··· RECORDS FOR THE TASK

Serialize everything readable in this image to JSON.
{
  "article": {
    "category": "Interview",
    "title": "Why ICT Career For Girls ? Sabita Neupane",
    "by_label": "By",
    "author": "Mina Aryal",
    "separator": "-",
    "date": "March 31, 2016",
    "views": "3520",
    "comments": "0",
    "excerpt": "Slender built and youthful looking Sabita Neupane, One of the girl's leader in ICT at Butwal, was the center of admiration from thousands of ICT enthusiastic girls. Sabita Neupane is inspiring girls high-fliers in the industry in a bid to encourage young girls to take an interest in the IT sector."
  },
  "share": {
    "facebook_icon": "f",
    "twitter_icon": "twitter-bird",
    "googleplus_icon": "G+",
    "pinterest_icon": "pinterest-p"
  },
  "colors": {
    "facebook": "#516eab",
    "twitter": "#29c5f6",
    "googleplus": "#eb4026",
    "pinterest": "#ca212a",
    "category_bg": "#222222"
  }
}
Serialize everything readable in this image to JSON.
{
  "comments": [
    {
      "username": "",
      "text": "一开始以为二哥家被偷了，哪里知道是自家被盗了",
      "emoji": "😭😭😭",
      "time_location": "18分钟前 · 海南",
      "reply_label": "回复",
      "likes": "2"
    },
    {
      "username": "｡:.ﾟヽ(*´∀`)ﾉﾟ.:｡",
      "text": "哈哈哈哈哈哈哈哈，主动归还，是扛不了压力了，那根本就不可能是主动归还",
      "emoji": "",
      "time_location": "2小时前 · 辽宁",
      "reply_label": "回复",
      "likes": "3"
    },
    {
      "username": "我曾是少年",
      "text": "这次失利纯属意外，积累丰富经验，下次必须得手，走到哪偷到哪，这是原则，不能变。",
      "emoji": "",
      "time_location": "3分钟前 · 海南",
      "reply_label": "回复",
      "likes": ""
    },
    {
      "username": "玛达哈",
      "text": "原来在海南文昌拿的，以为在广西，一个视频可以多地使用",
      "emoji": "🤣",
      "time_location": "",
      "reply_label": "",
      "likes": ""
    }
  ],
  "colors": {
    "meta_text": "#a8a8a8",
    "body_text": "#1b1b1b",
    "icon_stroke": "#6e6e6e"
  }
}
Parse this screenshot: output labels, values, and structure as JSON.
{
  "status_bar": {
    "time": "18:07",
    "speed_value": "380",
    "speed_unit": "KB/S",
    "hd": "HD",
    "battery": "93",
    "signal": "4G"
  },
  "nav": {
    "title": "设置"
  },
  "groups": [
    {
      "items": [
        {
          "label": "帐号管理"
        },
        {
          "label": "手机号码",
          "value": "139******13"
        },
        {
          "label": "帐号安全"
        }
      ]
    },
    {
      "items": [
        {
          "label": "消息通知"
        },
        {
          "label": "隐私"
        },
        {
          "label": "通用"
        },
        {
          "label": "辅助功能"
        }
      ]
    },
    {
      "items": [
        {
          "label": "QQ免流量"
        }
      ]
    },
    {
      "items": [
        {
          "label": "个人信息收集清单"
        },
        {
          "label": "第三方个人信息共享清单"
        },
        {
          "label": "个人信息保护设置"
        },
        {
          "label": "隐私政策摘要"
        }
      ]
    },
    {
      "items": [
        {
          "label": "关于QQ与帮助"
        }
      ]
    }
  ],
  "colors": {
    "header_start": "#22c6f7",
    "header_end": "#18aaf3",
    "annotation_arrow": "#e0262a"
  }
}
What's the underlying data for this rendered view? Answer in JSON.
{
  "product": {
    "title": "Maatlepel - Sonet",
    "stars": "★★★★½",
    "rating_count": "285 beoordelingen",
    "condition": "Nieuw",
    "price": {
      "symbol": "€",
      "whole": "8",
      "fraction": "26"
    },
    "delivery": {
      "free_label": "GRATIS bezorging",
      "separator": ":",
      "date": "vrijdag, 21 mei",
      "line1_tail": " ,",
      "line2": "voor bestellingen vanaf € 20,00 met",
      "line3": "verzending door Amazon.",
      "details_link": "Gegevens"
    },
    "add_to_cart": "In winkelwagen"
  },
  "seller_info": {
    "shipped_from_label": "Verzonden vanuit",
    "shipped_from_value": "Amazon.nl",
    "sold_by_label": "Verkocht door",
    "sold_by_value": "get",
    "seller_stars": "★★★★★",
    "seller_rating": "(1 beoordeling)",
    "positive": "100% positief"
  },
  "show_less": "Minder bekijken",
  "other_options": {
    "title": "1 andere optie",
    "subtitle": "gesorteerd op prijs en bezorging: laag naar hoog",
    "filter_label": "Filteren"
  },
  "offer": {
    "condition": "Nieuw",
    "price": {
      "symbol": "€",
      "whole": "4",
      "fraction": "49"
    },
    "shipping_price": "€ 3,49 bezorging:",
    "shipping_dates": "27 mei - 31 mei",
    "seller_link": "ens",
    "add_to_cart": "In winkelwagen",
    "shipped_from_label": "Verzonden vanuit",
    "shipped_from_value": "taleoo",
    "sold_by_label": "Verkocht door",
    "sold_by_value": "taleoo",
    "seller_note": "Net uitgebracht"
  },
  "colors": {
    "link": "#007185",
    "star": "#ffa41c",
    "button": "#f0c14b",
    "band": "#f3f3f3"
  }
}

······

→ JOB
Every record above should be copied exactly.

→ SOLVED EXERCISE
Serialize everything readable in this image to JSON.
{
  "article": {
    "category": "Interview",
    "title": "Why ICT Career For Girls ? Sabita Neupane",
    "by_label": "By",
    "author": "Mina Aryal",
    "separator": "-",
    "date": "March 31, 2016",
    "views": "3520",
    "comments": "0",
    "excerpt": "Slender built and youthful looking Sabita Neupane, One of the girl's leader in ICT at Butwal, was the center of admiration from thousands of ICT enthusiastic girls. Sabita Neupane is inspiring girls high-fliers in the industry in a bid to encourage young girls to take an interest in the IT sector."
  },
  "share": {
    "facebook_icon": "f",
    "twitter_icon": "twitter-bird",
    "googleplus_icon": "G+",
    "pinterest_icon": "pinterest-p"
  },
  "colors": {
    "facebook": "#516eab",
    "twitter": "#29c5f6",
    "googleplus": "#eb4026",
    "pinterest": "#ca212a",
    "category_bg": "#222222"
  }
}
Serialize everything readable in this image to JSON.
{
  "comments": [
    {
      "username": "",
      "text": "一开始以为二哥家被偷了，哪里知道是自家被盗了",
      "emoji": "😭😭😭",
      "time_location": "18分钟前 · 海南",
      "reply_label": "回复",
      "likes": "2"
    },
    {
      "username": "｡:.ﾟヽ(*´∀`)ﾉﾟ.:｡",
      "text": "哈哈哈哈哈哈哈哈，主动归还，是扛不了压力了，那根本就不可能是主动归还",
      "emoji": "",
      "time_location": "2小时前 · 辽宁",
      "reply_label": "回复",
      "likes": "3"
    },
    {
      "username": "我曾是少年",
      "text": "这次失利纯属意外，积累丰富经验，下次必须得手，走到哪偷到哪，这是原则，不能变。",
      "emoji": "",
      "time_location": "3分钟前 · 海南",
      "reply_label": "回复",
      "likes": ""
    },
    {
      "username": "玛达哈",
      "text": "原来在海南文昌拿的，以为在广西，一个视频可以多地使用",
      "emoji": "🤣",
      "time_location": "",
      "reply_label": "",
      "likes": ""
    }
  ],
  "colors": {
    "meta_text": "#a8a8a8",
    "body_text": "#1b1b1b",
    "icon_stroke": "#6e6e6e"
  }
}
Parse this screenshot: output labels, values, and structure as JSON.
{
  "status_bar": {
    "time": "18:07",
    "speed_value": "380",
    "speed_unit": "KB/S",
    "hd": "HD",
    "battery": "93",
    "signal": "4G"
  },
  "nav": {
    "title": "设置"
  },
  "groups": [
    {
      "items": [
        {
          "label": "帐号管理"
        },
        {
          "label": "手机号码",
          "value": "139******13"
        },
        {
          "label": "帐号安全"
        }
      ]
    },
    {
      "items": [
        {
          "label": "消息通知"
        },
        {
          "label": "隐私"
        },
        {
          "label": "通用"
        },
        {
          "label": "辅助功能"
        }
      ]
    },
    {
      "items": [
        {
          "label": "QQ免流量"
        }
      ]
    },
    {
      "items": [
        {
          "label": "个人信息收集清单"
        },
        {
          "label": "第三方个人信息共享清单"
        },
        {
          "label": "个人信息保护设置"
        },
        {
          "label": "隐私政策摘要"
        }
      ]
    },
    {
      "items": [
        {
          "label": "关于QQ与帮助"
        }
      ]
    }
  ],
  "colors": {
    "header_start": "#22c6f7",
    "header_end": "#18aaf3",
    "annotation_arrow": "#e0262a"
  }
}
What's the underlying data for this rendered view? Answer in JSON.
{
  "product": {
    "title": "Maatlepel - Sonet",
    "stars": "★★★★½",
    "rating_count": "285 beoordelingen",
    "condition": "Nieuw",
    "price": {
      "symbol": "€",
      "whole": "8",
      "fraction": "26"
    },
    "delivery": {
      "free_label": "GRATIS bezorging",
      "separator": ":",
      "date": "vrijdag, 21 mei",
      "line1_tail": " ,",
      "line2": "voor bestellingen vanaf € 20,00 met",
      "line3": "verzending door Amazon.",
      "details_link": "Gegevens"
    },
    "add_to_cart": "In winkelwagen"
  },
  "seller_info": {
    "shipped_from_label": "Verzonden vanuit",
    "shipped_from_value": "Amazon.nl",
    "sold_by_label": "Verkocht door",
    "sold_by_value": "get",
    "seller_stars": "★★★★★",
    "seller_rating": "(1 beoordeling)",
    "positive": "100% positief"
  },
  "show_less": "Minder bekijken",
  "other_options": {
    "title": "1 andere optie",
    "subtitle": "gesorteerd op prijs en bezorging: laag naar hoog",
    "filter_label": "Filteren"
  },
  "offer": {
    "condition": "Nieuw",
    "price": {
      "symbol": "€",
      "whole": "4",
      "fraction": "49"
    },
    "shipping_price": "€ 3,49 bezorging:",
    "shipping_dates": "27 mei - 31 mei",
    "seller_link": "ens",
    "add_to_cart": "In winkelwagen",
    "shipped_from_label": "Verzonden vanuit",
    "shipped_from_value": "taleoo",
    "sold_by_label": "Verkocht door",
    "sold_by_value": "taleoo",
    "seller_note": "Net uitgebracht"
  },
  "colors": {
    "link": "#007185",
    "star": "#ffa41c",
    "button": "#f0c14b",
    "band": "#f3f3f3"
  }
}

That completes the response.